● **Work to do**:
Filter for the word "оркестра" and keep each matching line.
== Data supplied
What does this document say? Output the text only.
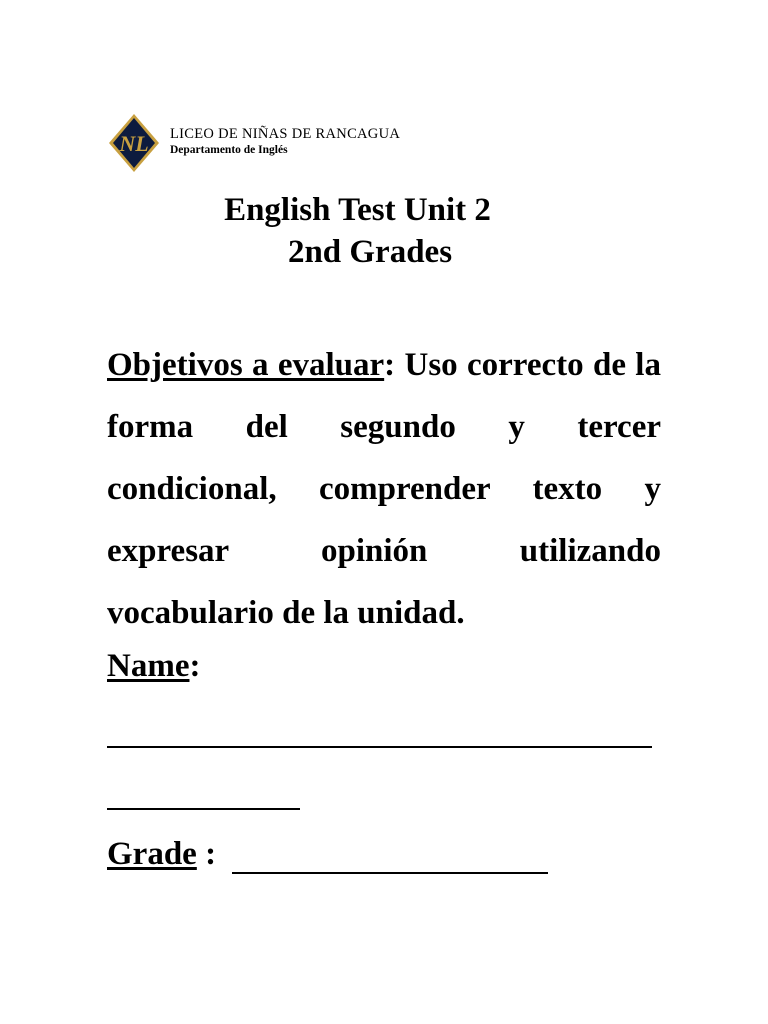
NL LICEO DE NIÑAS DE RANCAGUA
Departamento de Inglés
English Test Unit 2
2nd Grades
Objetivos a evaluar: Uso correcto de la forma del segundo y tercer condicional, comprender texto y expresar opinión utilizando vocabulario de la unidad.
Name:
Grade :
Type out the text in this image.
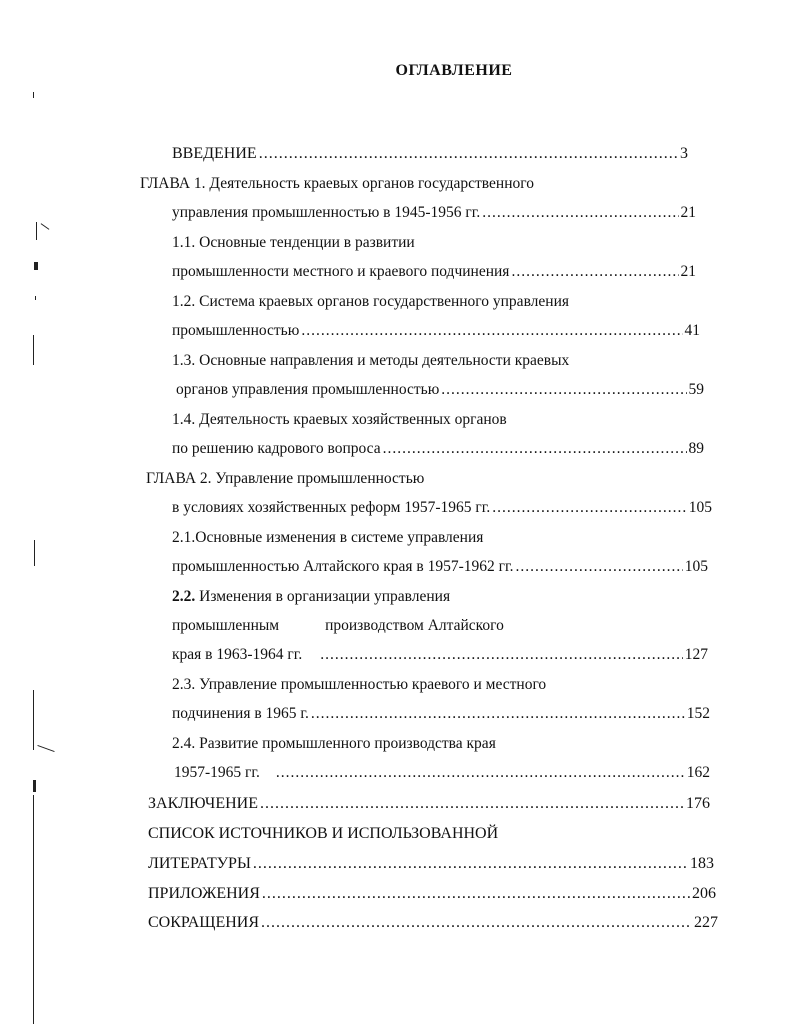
ОГЛАВЛЕНИЕ
ВВЕДЕНИЕ .....	3
ГЛАВА 1. Деятельность краевых органов государственного
управления промышленностью в 1945-1956 гг. .....	21
1.1. Основные тенденции в развитии
промышленности местного и краевого подчинения .....	21
1.2. Система краевых органов государственного управления
промышленностью .....	41
1.3. Основные направления и методы деятельности краевых
органов управления промышленностью .....	59
1.4. Деятельность краевых хозяйственных органов
по решению кадрового вопроса .....	89
ГЛАВА 2. Управление промышленностью
в условиях хозяйственных реформ 1957-1965 гг. .....	105
2.1.Основные изменения в системе управления
промышленностью Алтайского края в 1957-1962 гг. .....	105
2.2. Изменения в организации управления
промышленным	производством Алтайского
края в 1963-1964 гг. .....	127
2.3. Управление промышленностью краевого и местного
подчинения в 1965 г. .....	152
2.4. Развитие промышленного производства края
1957-1965 гг. .....	162
ЗАКЛЮЧЕНИЕ .....	176
СПИСОК ИСТОЧНИКОВ И ИСПОЛЬЗОВАННОЙ
ЛИТЕРАТУРЫ .....	183
ПРИЛОЖЕНИЯ .....	206
СОКРАЩЕНИЯ .....	227
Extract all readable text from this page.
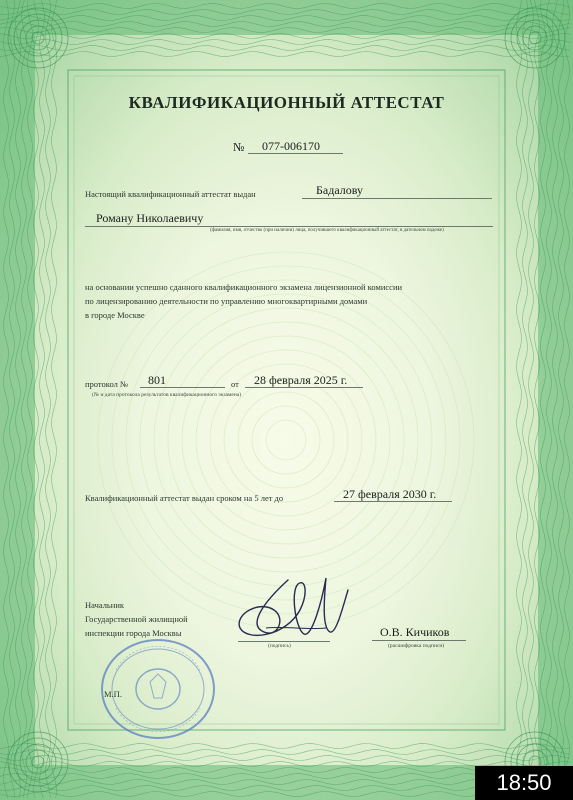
КВАЛИФИКАЦИОННЫЙ АТТЕСТАТ
№ 077-006170
Настоящий квалификационный аттестат выдан	Бадалову
Роману Николаевичу
(фамилия, имя, отчество (при наличии) лица, получившего квалификационный аттестат, в дательном падеже)
на основании успешно сданного квалификационного экзамена лицензионной комиссии
по лицензированию деятельности по управлению многоквартирными домами
в городе Москве
протокол № 801	от 28 февраля 2025 г.
(№ и дата протокола результатов квалификационного экзамена)
Квалификационный аттестат выдан сроком на 5 лет до	27 февраля 2030 г.
Начальник
Государственной жилищной
инспекции города Москвы
(подпись)
О.В. Кичиков
(расшифровка подписи)
М.П.
18:50
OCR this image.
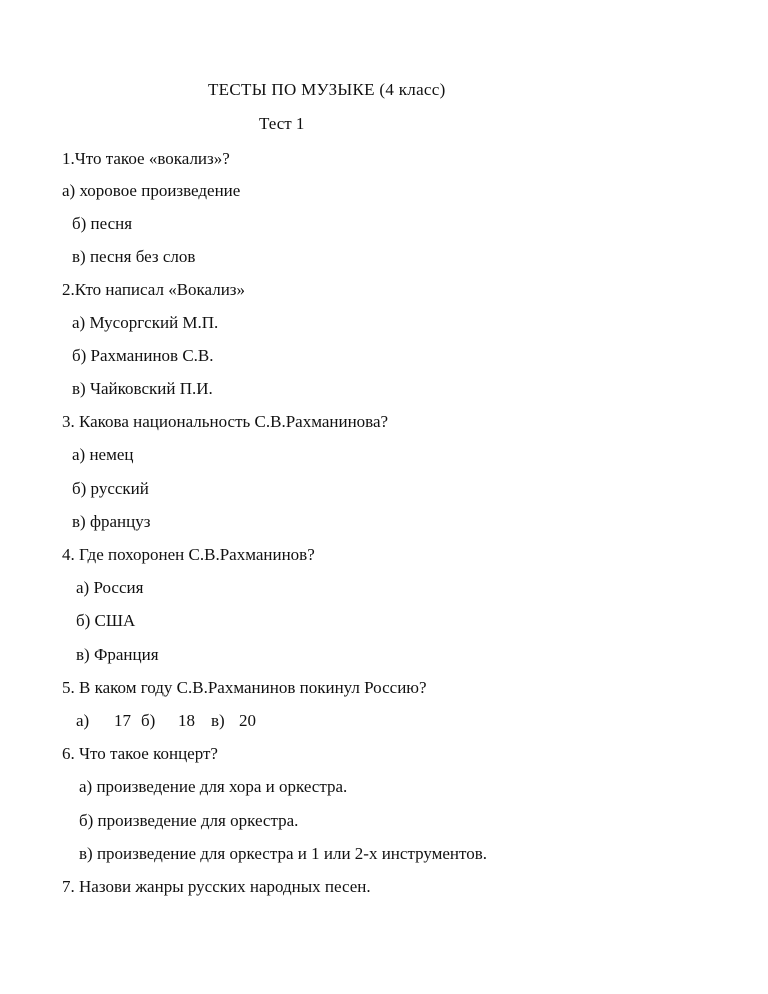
ТЕСТЫ ПО МУЗЫКЕ (4 класс)
Тест 1
1.Что такое «вокализ»?
а) хоровое произведение
б) песня
в) песня без слов
2.Кто написал «Вокализ»
а) Мусоргский М.П.
б) Рахманинов С.В.
в) Чайковский П.И.
3. Какова национальность С.В.Рахманинова?
а) немец
б) русский
в) француз
4. Где похоронен С.В.Рахманинов?
а) Россия
б) США
в) Франция
5. В каком году С.В.Рахманинов покинул Россию?
а) 17 б) 18 в) 20
6. Что такое концерт?
а) произведение для хора и оркестра.
б) произведение для оркестра.
в) произведение для оркестра и 1 или 2-х инструментов.
7. Назови жанры русских народных песен.
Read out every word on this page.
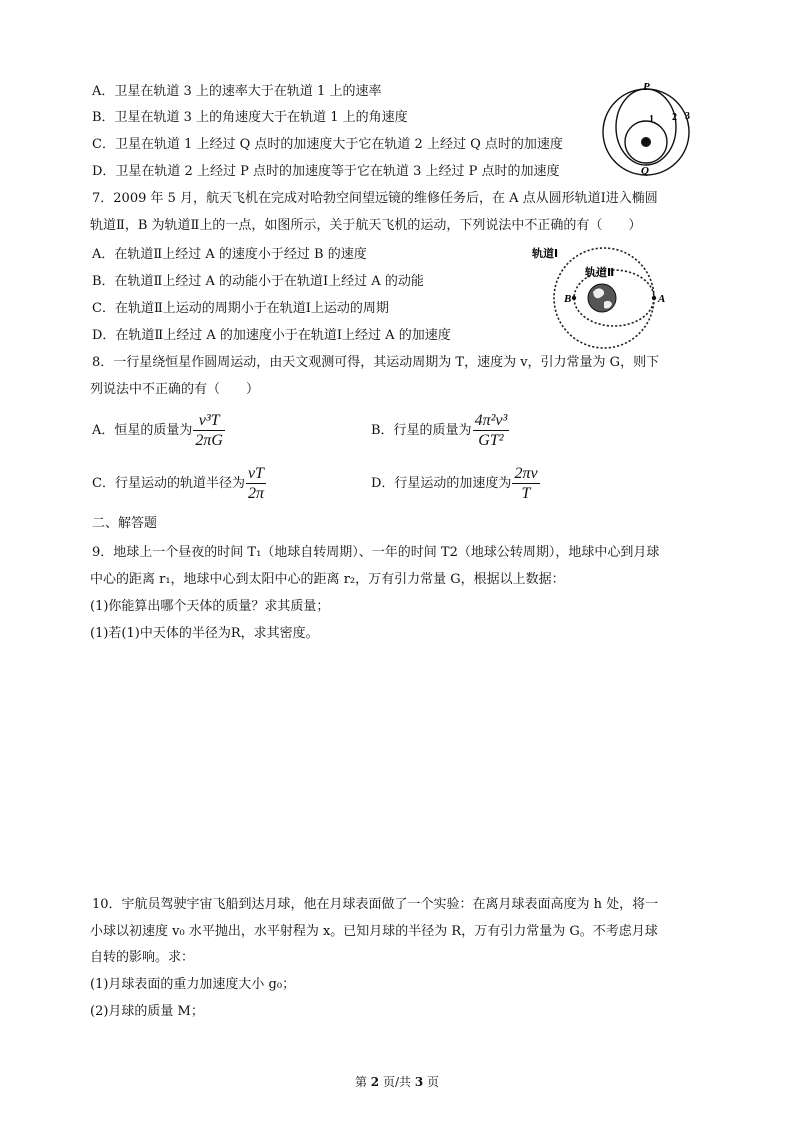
A．卫星在轨道 3 上的速率大于在轨道 1 上的速率
B．卫星在轨道 3 上的角速度大于在轨道 1 上的角速度
C．卫星在轨道 1 上经过 Q 点时的加速度大于它在轨道 2 上经过 Q 点时的加速度
D．卫星在轨道 2 上经过 P 点时的加速度等于它在轨道 3 上经过 P 点时的加速度
P
1 2 3
Q
7．2009 年 5 月，航天飞机在完成对哈勃空间望远镜的维修任务后，在 A 点从圆形轨道Ⅰ进入椭圆
轨道Ⅱ，B 为轨道Ⅱ上的一点，如图所示，关于航天飞机的运动，下列说法中不正确的有（　　）
A．在轨道Ⅱ上经过 A 的速度小于经过 B 的速度
B．在轨道Ⅱ上经过 A 的动能小于在轨道Ⅰ上经过 A 的动能
C．在轨道Ⅱ上运动的周期小于在轨道Ⅰ上运动的周期
D．在轨道Ⅱ上经过 A 的加速度小于在轨道Ⅰ上经过 A 的加速度
轨道Ⅰ
轨道Ⅱ
B	A
8．一行星绕恒星作圆周运动，由天文观测可得，其运动周期为 T，速度为 v，引力常量为 G，则下
列说法中不正确的有（　　）
A．恒星的质量为 $\frac{\text{v³T}}{2\pi G}$	B．行星的质量为 $\frac{\text{4π²v³}}{\text{GT²}}$
C．行星运动的轨道半径为 $\frac{vT}{2\pi}$	D．行星运动的加速度为 $\frac{2\pi v}{T}$
二、解答题
9．地球上一个昼夜的时间 T₁（地球自转周期）、一年的时间 T2（地球公转周期），地球中心到月球
中心的距离 r₁，地球中心到太阳中心的距离 r₂，万有引力常量 G，根据以上数据：
(1)你能算出哪个天体的质量？求其质量；
(1)若(1)中天体的半径为R，求其密度。
10．宇航员驾驶宇宙飞船到达月球，他在月球表面做了一个实验：在离月球表面高度为 h 处，将一
小球以初速度 v₀ 水平抛出，水平射程为 x。已知月球的半径为 R，万有引力常量为 G。不考虑月球
自转的影响。求：
(1)月球表面的重力加速度大小 g₀；
(2)月球的质量 M；
第 2 页/共 3 页
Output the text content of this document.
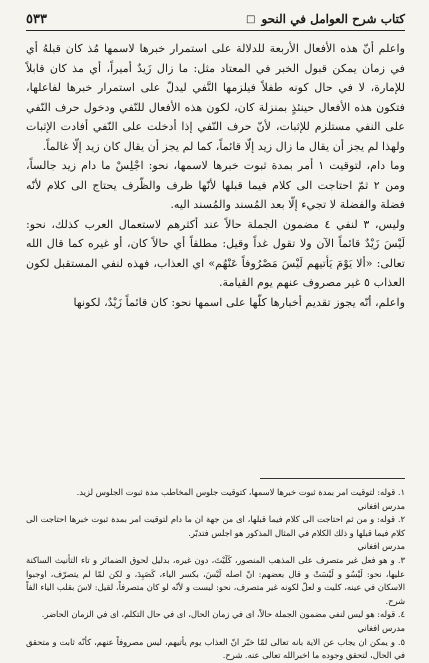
كتاب شرح العوامل في النحو
□
٥٣٣

واعلم أنّ هذه الأفعال الأربعة للدلالة على استمرار خبرها لاسمها مُذ كان قبلهُ أي في زمان يمكن قبول الخبر في المعتاد مثل: ما زال زَيدٌ أميراً، أي مذ كان قابلاً للإمارة، لا في حال كونه طفلاً فيلزمها النَّفي ليدلّ على استمرار خبرها لفاعلها، فتكون هذه الأفعال حينئذٍ بمنزلة كان، لكون هذه الأفعال للنّفي ودخول حرف النّفي على النفي مستلزم للإثبات، لأنّ حرف النّفي إذا أدخلت على النّفي أفادت الإثبات ولهذا لم يجز أن يقال ما زال زيد إلّا قائماً، كما لم يجز أن يقال كان زيد إلّا غالماً.

وما دام، لتوقيت ١ أمر بمدة ثبوت خبرها لاسمها، نحو: اجْلِسْ ما دام زيد جالساً، ومن ٢ ثمّ احتاجت الى كلام فيما قبلها لأنّها ظرف والظّرف يحتاج الى كلام لأنّه فضلة والفضلة لا تجيء إلّا بعد المُسند والمُسند اليه.

وليس، ٣ لنفي ٤ مضمون الجملة حالاً عند أكثرهم لاستعمال العرب كذلك، نحو: لَيْسَ زَيْدٌ قائماً الآن ولا تقول غداً وقيل: مطلقاً أي حالاً كان، أو غيره كما قال الله تعالى: «ألا يَوْمَ يَأتيهم لَيْسَ مَصْرُوفاً عَنْهُم» اي العذاب، فهذه لنفي المستقبل لكون العذاب ٥ غير مصروف عنهم يوم القيامة.

واعلم، أنّه يجوز تقديم أخبارها كلّها على اسمها نحو: كان قائماً زَيْدٌ، لكونها

١. قوله: لتوقيت امر بمدة ثبوت خبرها لاسمها، كتوقيت جلوس المخاطب مدة ثبوت الجلوس لزيد.
مدرس افغاني

٢. قوله: و من ثم احتاجت الى كلام فيما قبلها، اى من جهة ان ما دام لتوقيت امر بمدة ثبوت خبرها احتاجت الى كلام فيما قبلها و ذلك الكلام في المثال المذكور هو اجلس فتدبّر.
مدرس افغاني

٣. و هو فعل غير متصرف على المذهب المنصور، كَلَيْتَ، دون غيره، بدليل لحوق الضمائر و تاء التأنيث الساكنة عليها، نحو: لَيْسُو و لَيْسَتْ و قال بعضهم: انّ اصله لَيْسَ، بكسر الياء، كَصَيِدَ، و لكن لمّا لم يتصرّف، اوجبوا الاسكان في عينه، كليت و لعلّ لكونه غير متصرف، نحو: ليست و لأنّه لو كان متصرفاً، لقيل: لاسَ بقلب الياء الفاً شرح.

٤. قوله: هو ليس لنفي مضمون الجملة حالاً، اى في زمان الحال، اى في حال التكلم، اى في الزمان الحاضر.
مدرس افغاني

٥. و يمكن ان يجاب عن الاية بانه تعالى لمّا خبّر انّ العذاب يوم يأتيهم، ليس مصروفاً عنهم، كأنّه ثابت و متحقق في الحال، لتحقق وجوده ما اخبرالله تعالى عنه. شرح.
====
● **Solution to this task**:
а) произведение для хора и оркестра.
б) произведение для оркестра.
в) произведение для оркестра и 1 или 2-х инструментов.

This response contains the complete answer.